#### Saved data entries
++++

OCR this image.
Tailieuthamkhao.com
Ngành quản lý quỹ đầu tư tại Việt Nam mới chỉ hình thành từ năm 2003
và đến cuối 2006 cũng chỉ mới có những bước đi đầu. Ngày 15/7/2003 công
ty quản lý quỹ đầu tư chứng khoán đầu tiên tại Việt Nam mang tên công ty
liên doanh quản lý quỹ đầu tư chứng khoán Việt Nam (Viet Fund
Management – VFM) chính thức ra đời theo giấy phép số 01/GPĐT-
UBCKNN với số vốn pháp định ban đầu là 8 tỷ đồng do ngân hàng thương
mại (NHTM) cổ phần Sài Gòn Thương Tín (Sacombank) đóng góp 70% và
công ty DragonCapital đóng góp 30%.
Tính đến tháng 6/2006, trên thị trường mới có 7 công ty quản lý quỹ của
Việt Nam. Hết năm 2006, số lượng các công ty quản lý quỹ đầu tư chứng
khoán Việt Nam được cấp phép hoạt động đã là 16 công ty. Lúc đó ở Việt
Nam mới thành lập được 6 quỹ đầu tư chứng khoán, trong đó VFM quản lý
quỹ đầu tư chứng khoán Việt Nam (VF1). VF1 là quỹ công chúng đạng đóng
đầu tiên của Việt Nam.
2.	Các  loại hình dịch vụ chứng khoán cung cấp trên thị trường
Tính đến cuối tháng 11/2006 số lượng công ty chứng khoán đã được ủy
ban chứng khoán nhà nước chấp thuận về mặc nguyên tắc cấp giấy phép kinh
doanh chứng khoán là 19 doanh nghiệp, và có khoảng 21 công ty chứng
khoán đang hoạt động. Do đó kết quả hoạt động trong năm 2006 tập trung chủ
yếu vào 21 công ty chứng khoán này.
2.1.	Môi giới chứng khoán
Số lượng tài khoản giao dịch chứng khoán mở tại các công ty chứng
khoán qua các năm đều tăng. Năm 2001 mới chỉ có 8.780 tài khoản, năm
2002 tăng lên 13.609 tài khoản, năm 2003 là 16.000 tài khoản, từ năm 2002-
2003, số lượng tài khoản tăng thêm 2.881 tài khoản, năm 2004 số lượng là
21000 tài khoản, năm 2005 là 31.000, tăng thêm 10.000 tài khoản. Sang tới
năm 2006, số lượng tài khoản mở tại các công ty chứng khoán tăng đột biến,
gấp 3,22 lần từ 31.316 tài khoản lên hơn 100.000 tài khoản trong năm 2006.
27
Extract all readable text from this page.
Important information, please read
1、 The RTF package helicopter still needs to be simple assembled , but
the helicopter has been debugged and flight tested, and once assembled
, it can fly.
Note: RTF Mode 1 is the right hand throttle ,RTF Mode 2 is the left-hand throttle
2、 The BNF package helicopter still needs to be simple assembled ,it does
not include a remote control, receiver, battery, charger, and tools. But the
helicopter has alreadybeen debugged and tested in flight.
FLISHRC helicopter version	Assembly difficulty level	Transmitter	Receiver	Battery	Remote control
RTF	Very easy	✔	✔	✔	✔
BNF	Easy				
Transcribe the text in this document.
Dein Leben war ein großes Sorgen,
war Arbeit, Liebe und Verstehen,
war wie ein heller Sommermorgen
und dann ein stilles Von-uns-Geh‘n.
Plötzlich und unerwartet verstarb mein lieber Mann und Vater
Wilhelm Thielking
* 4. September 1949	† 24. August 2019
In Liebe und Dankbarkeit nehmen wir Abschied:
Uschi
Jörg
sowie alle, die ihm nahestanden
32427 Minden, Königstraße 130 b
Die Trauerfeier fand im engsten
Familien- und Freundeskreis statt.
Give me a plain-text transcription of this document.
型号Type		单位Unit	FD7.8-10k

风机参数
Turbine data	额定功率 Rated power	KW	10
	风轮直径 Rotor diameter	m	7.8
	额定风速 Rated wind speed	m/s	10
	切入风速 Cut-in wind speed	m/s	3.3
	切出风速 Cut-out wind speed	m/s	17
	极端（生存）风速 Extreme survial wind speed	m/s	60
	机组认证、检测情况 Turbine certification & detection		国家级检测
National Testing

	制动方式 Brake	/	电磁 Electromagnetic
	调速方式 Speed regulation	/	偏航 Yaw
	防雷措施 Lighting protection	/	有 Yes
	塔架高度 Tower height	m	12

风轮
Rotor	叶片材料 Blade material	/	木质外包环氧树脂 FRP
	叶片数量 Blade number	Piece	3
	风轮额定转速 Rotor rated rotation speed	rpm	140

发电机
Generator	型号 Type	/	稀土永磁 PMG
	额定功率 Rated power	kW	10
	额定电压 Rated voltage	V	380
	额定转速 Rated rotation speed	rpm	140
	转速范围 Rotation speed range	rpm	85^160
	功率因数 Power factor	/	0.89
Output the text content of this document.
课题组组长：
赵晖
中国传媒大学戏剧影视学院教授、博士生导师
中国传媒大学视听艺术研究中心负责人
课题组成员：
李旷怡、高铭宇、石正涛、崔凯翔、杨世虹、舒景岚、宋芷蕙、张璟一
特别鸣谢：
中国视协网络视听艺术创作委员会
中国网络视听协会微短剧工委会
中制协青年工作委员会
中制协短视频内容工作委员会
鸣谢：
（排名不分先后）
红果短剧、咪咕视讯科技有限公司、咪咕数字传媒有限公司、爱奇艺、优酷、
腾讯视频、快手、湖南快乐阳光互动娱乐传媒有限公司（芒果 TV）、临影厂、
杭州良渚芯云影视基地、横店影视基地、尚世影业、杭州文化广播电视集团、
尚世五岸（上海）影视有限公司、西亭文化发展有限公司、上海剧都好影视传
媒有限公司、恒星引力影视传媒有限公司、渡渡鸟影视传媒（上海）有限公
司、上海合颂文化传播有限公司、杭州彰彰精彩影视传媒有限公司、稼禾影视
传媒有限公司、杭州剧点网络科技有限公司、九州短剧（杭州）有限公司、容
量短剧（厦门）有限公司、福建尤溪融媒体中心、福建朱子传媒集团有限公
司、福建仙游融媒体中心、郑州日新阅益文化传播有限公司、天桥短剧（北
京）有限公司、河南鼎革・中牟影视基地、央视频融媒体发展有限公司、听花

++++

#### Task statement
From the listing, copy each line containing the word "this".

#### Answer
OCR this image.
Extract all readable text from this page.
Transcribe the text in this document.
Give me a plain-text transcription of this document.
Output the text content of this document.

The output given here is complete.